--- EXTRACTED ENTRIES ---

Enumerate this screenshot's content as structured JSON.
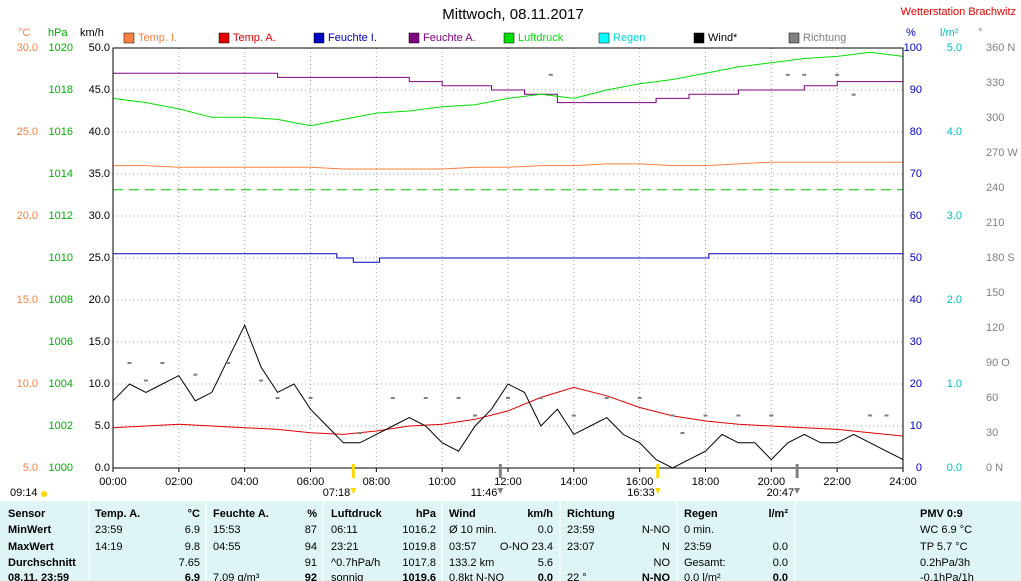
{
  "chart_data": {
    "type": "line",
    "title": "Mittwoch, 08.11.2017",
    "station": "Wetterstation Brachwitz",
    "xlim": [
      0,
      24
    ],
    "xticks": [
      {
        "value": 0,
        "label": "00:00"
      },
      {
        "value": 2,
        "label": "02:00"
      },
      {
        "value": 4,
        "label": "04:00"
      },
      {
        "value": 6,
        "label": "06:00"
      },
      {
        "value": 8,
        "label": "08:00"
      },
      {
        "value": 10,
        "label": "10:00"
      },
      {
        "value": 12,
        "label": "12:00"
      },
      {
        "value": 14,
        "label": "14:00"
      },
      {
        "value": 16,
        "label": "16:00"
      },
      {
        "value": 18,
        "label": "18:00"
      },
      {
        "value": 20,
        "label": "20:00"
      },
      {
        "value": 22,
        "label": "22:00"
      },
      {
        "value": 24,
        "label": "24:00"
      }
    ],
    "grid": true,
    "y_axes": [
      {
        "unit": "°C",
        "color": "#ff8040",
        "side": "left",
        "lim": [
          5,
          30
        ],
        "ticks": [
          {
            "value": 30,
            "label": "30.0"
          },
          {
            "value": 25,
            "label": "25.0"
          },
          {
            "value": 20,
            "label": "20.0"
          },
          {
            "value": 15,
            "label": "15.0"
          },
          {
            "value": 10,
            "label": "10.0"
          },
          {
            "value": 5,
            "label": "5.0"
          }
        ]
      },
      {
        "unit": "hPa",
        "color": "#00b000",
        "side": "left",
        "lim": [
          1000,
          1020
        ],
        "ticks": [
          1020,
          1018,
          1016,
          1014,
          1012,
          1010,
          1008,
          1006,
          1004,
          1002,
          1000
        ]
      },
      {
        "unit": "km/h",
        "color": "#000000",
        "side": "left",
        "lim": [
          0,
          50
        ],
        "ticks": [
          {
            "value": 50,
            "label": "50.0"
          },
          {
            "value": 45,
            "label": "45.0"
          },
          {
            "value": 40,
            "label": "40.0"
          },
          {
            "value": 35,
            "label": "35.0"
          },
          {
            "value": 30,
            "label": "30.0"
          },
          {
            "value": 25,
            "label": "25.0"
          },
          {
            "value": 20,
            "label": "20.0"
          },
          {
            "value": 15,
            "label": "15.0"
          },
          {
            "value": 10,
            "label": "10.0"
          },
          {
            "value": 5,
            "label": "5.0"
          },
          {
            "value": 0,
            "label": "0.0"
          }
        ]
      },
      {
        "unit": "%",
        "color": "#0000c0",
        "side": "right",
        "lim": [
          0,
          100
        ],
        "ticks": [
          100,
          90,
          80,
          70,
          60,
          50,
          40,
          30,
          20,
          10,
          0
        ]
      },
      {
        "unit": "l/m²",
        "color": "#00c0c0",
        "side": "right",
        "lim": [
          0,
          5
        ],
        "ticks": [
          {
            "value": 5,
            "label": "5.0"
          },
          {
            "value": 4,
            "label": "4.0"
          },
          {
            "value": 3,
            "label": "3.0"
          },
          {
            "value": 2,
            "label": "2.0"
          },
          {
            "value": 1,
            "label": "1.0"
          },
          {
            "value": 0,
            "label": "0.0"
          }
        ]
      },
      {
        "unit": "°",
        "color": "#808080",
        "side": "right",
        "lim": [
          0,
          360
        ],
        "ticks": [
          {
            "value": 360,
            "label": "360 N"
          },
          330,
          300,
          {
            "value": 270,
            "label": "270 W"
          },
          240,
          210,
          {
            "value": 180,
            "label": "180 S"
          },
          150,
          120,
          {
            "value": 90,
            "label": "90 O"
          },
          60,
          30,
          {
            "value": 0,
            "label": "0 N"
          }
        ]
      }
    ],
    "series": [
      {
        "name": "Temp. I.",
        "color": "#ff8040",
        "axis": 0,
        "style": "line",
        "x": [
          0,
          1,
          2,
          3,
          4,
          5,
          6,
          7,
          8,
          9,
          10,
          11,
          12,
          13,
          14,
          15,
          16,
          17,
          18,
          19,
          20,
          21,
          22,
          23,
          24
        ],
        "values": [
          23.0,
          23.0,
          22.9,
          22.9,
          22.9,
          22.9,
          22.9,
          22.8,
          22.8,
          22.8,
          22.8,
          22.9,
          22.9,
          23.0,
          23.0,
          23.1,
          23.1,
          23.0,
          23.0,
          23.1,
          23.2,
          23.2,
          23.2,
          23.2,
          23.2
        ]
      },
      {
        "name": "Temp. A.",
        "color": "#e00000",
        "axis": 0,
        "style": "line",
        "x": [
          0,
          1,
          2,
          3,
          4,
          5,
          6,
          7,
          8,
          9,
          10,
          11,
          12,
          13,
          14,
          15,
          16,
          17,
          18,
          19,
          20,
          21,
          22,
          23,
          24
        ],
        "values": [
          7.4,
          7.5,
          7.6,
          7.5,
          7.4,
          7.3,
          7.1,
          7.0,
          7.2,
          7.5,
          7.6,
          7.9,
          8.4,
          9.2,
          9.8,
          9.3,
          8.6,
          8.1,
          7.8,
          7.6,
          7.5,
          7.4,
          7.3,
          7.1,
          6.9
        ]
      },
      {
        "name": "Feuchte I.",
        "color": "#0000c0",
        "axis": 3,
        "style": "line",
        "x": [
          0,
          6.8,
          6.8,
          7.3,
          7.3,
          8.1,
          8.1,
          18.1,
          18.1,
          24
        ],
        "values": [
          51,
          51,
          50,
          50,
          49,
          49,
          50,
          50,
          51,
          51
        ]
      },
      {
        "name": "Feuchte A.",
        "color": "#800080",
        "axis": 3,
        "style": "line",
        "x": [
          0,
          5,
          5,
          7,
          7,
          9,
          9,
          10,
          10,
          11.5,
          11.5,
          12.5,
          12.5,
          13.5,
          13.5,
          16.5,
          16.5,
          17.5,
          17.5,
          19,
          19,
          21,
          21,
          22,
          22,
          24
        ],
        "values": [
          94,
          94,
          93,
          93,
          93,
          93,
          92,
          92,
          91,
          91,
          90,
          90,
          89,
          89,
          87,
          87,
          88,
          88,
          89,
          89,
          90,
          90,
          91,
          91,
          92,
          92
        ]
      },
      {
        "name": "Luftdruck",
        "color": "#00e000",
        "axis": 1,
        "style": "line",
        "x": [
          0,
          1,
          2,
          3,
          4,
          5,
          6,
          7,
          8,
          9,
          10,
          11,
          12,
          13,
          14,
          15,
          16,
          17,
          18,
          19,
          20,
          21,
          22,
          23,
          24
        ],
        "values": [
          1017.6,
          1017.4,
          1017.1,
          1016.7,
          1016.7,
          1016.6,
          1016.3,
          1016.6,
          1016.9,
          1017.0,
          1017.2,
          1017.3,
          1017.6,
          1017.8,
          1017.6,
          1018.0,
          1018.3,
          1018.5,
          1018.8,
          1019.1,
          1019.3,
          1019.5,
          1019.6,
          1019.8,
          1019.6
        ]
      },
      {
        "name": "Regen",
        "color": "#00ffff",
        "axis": 4,
        "style": "line",
        "x": [
          0,
          24
        ],
        "values": [
          0,
          0
        ]
      },
      {
        "name": "Wind*",
        "color": "#000000",
        "axis": 2,
        "style": "line",
        "x": [
          0,
          0.5,
          1,
          1.5,
          2,
          2.5,
          3,
          3.5,
          4,
          4.5,
          5,
          5.5,
          6,
          6.5,
          7,
          7.5,
          8,
          8.5,
          9,
          9.5,
          10,
          10.5,
          11,
          11.5,
          12,
          12.5,
          13,
          13.5,
          14,
          14.5,
          15,
          15.5,
          16,
          16.5,
          17,
          17.5,
          18,
          18.5,
          19,
          19.5,
          20,
          20.5,
          21,
          21.5,
          22,
          22.5,
          23,
          23.5,
          24
        ],
        "values": [
          8,
          10,
          9,
          10,
          11,
          8,
          9,
          13,
          17,
          12,
          9,
          10,
          7,
          5,
          3,
          3,
          4,
          5,
          6,
          5,
          3,
          2,
          5,
          7,
          10,
          9,
          5,
          7,
          4,
          5,
          6,
          4,
          3,
          1,
          0,
          1,
          2,
          4,
          3,
          3,
          1,
          3,
          4,
          3,
          3,
          4,
          3,
          2,
          1
        ]
      },
      {
        "name": "Richtung",
        "color": "#808080",
        "axis": 5,
        "style": "dots",
        "x": [
          0.5,
          1,
          1.5,
          2.5,
          3.5,
          4.5,
          5,
          6,
          7.5,
          8.5,
          9.5,
          10.5,
          11,
          12,
          13,
          13.3,
          14,
          15,
          16,
          17,
          17.3,
          18,
          19,
          20,
          20.5,
          21,
          22,
          22.5,
          23,
          23.5
        ],
        "values": [
          90,
          75,
          90,
          80,
          90,
          75,
          60,
          60,
          30,
          60,
          60,
          60,
          45,
          60,
          60,
          337,
          45,
          60,
          60,
          45,
          30,
          45,
          45,
          45,
          337,
          337,
          337,
          320,
          45,
          45
        ]
      }
    ],
    "pressure_reference": {
      "axis": 1,
      "value": 1013.25,
      "color": "#00c000"
    },
    "day_length": "09:14",
    "sun_markers": [
      {
        "time": 7.3,
        "label": "07:18",
        "color": "#ffd800"
      },
      {
        "time": 11.767,
        "label": "11:46",
        "color": "#808080"
      },
      {
        "time": 16.55,
        "label": "16:33",
        "color": "#ffd800"
      },
      {
        "time": 20.783,
        "label": "20:47",
        "color": "#808080"
      }
    ]
  },
  "table": {
    "rows": [
      [
        "Sensor",
        "Temp. A.",
        "°C",
        "Feuchte A.",
        "%",
        "Luftdruck",
        "hPa",
        "Wind",
        "km/h",
        "Richtung",
        null,
        "Regen",
        "l/m²",
        "PMV 0:9"
      ],
      [
        "MinWert",
        "23:59",
        "6.9",
        "15:53",
        "87",
        "06:11",
        "1016.2",
        "Ø 10 min.",
        "0.0",
        "23:59",
        "N-NO",
        "0 min.",
        null,
        "WC 6.9 °C"
      ],
      [
        "MaxWert",
        "14:19",
        "9.8",
        "04:55",
        "94",
        "23:21",
        "1019.8",
        "03:57",
        "O-NO 23.4",
        "23:07",
        "N",
        "23:59",
        "0.0",
        "TP 5.7 °C"
      ],
      [
        "Durchschnitt",
        null,
        "7.65",
        null,
        "91",
        "^0.7hPa/h",
        "1017.8",
        "133.2 km",
        "5.6",
        null,
        "NO",
        "Gesamt:",
        "0.0",
        "0.2hPa/3h"
      ],
      [
        "08.11. 23:59",
        null,
        "6.9",
        "7.09 g/m³",
        "92",
        "sonnig",
        "1019.6",
        "0.8kt N-NO",
        "0.0",
        "22 °",
        "N-NO",
        "0.0 l/m²",
        "0.0",
        "-0.1hPa/1h"
      ]
    ]
  }
}
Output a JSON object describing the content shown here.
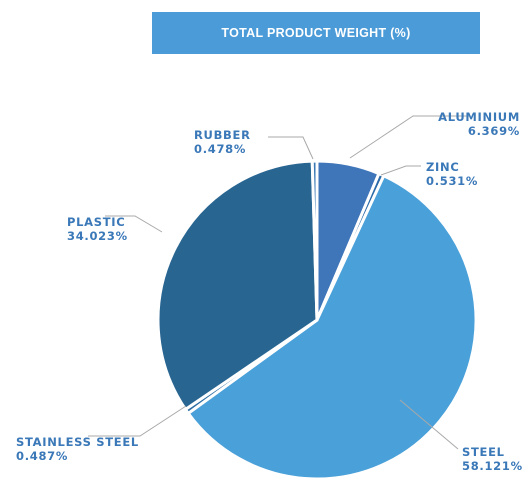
{
  "chart_data": {
    "type": "pie",
    "title": "TOTAL PRODUCT WEIGHT (%)",
    "slices": [
      {
        "label": "ALUMINIUM",
        "value": 6.369,
        "value_label": "6.369%",
        "color": "#3f75b9"
      },
      {
        "label": "ZINC",
        "value": 0.531,
        "value_label": "0.531%",
        "color": "#2b6aa8"
      },
      {
        "label": "STEEL",
        "value": 58.121,
        "value_label": "58.121%",
        "color": "#4aa0d9"
      },
      {
        "label": "STAINLESS STEEL",
        "value": 0.487,
        "value_label": "0.487%",
        "color": "#2f6ea3"
      },
      {
        "label": "PLASTIC",
        "value": 34.023,
        "value_label": "34.023%",
        "color": "#286591"
      },
      {
        "label": "RUBBER",
        "value": 0.478,
        "value_label": "0.478%",
        "color": "#3a79b6"
      }
    ],
    "legend": "none",
    "label_color": "#3a78b8",
    "title_background": "#4a9bd8"
  }
}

---

> _PROBLEM TO WORK ON_
Starting at the line that contains "Output a JSON", extract each line through the last line of the material exactly as written, and include no pictures.

> _EXERCISE OUTPUT_
Output a JSON object describing the content shown here.
{
  "chart_data": {
    "type": "pie",
    "title": "TOTAL PRODUCT WEIGHT (%)",
    "slices": [
      {
        "label": "ALUMINIUM",
        "value": 6.369,
        "value_label": "6.369%",
        "color": "#3f75b9"
      },
      {
        "label": "ZINC",
        "value": 0.531,
        "value_label": "0.531%",
        "color": "#2b6aa8"
      },
      {
        "label": "STEEL",
        "value": 58.121,
        "value_label": "58.121%",
        "color": "#4aa0d9"
      },
      {
        "label": "STAINLESS STEEL",
        "value": 0.487,
        "value_label": "0.487%",
        "color": "#2f6ea3"
      },
      {
        "label": "PLASTIC",
        "value": 34.023,
        "value_label": "34.023%",
        "color": "#286591"
      },
      {
        "label": "RUBBER",
        "value": 0.478,
        "value_label": "0.478%",
        "color": "#3a79b6"
      }
    ],
    "legend": "none",
    "label_color": "#3a78b8",
    "title_background": "#4a9bd8"
  }
}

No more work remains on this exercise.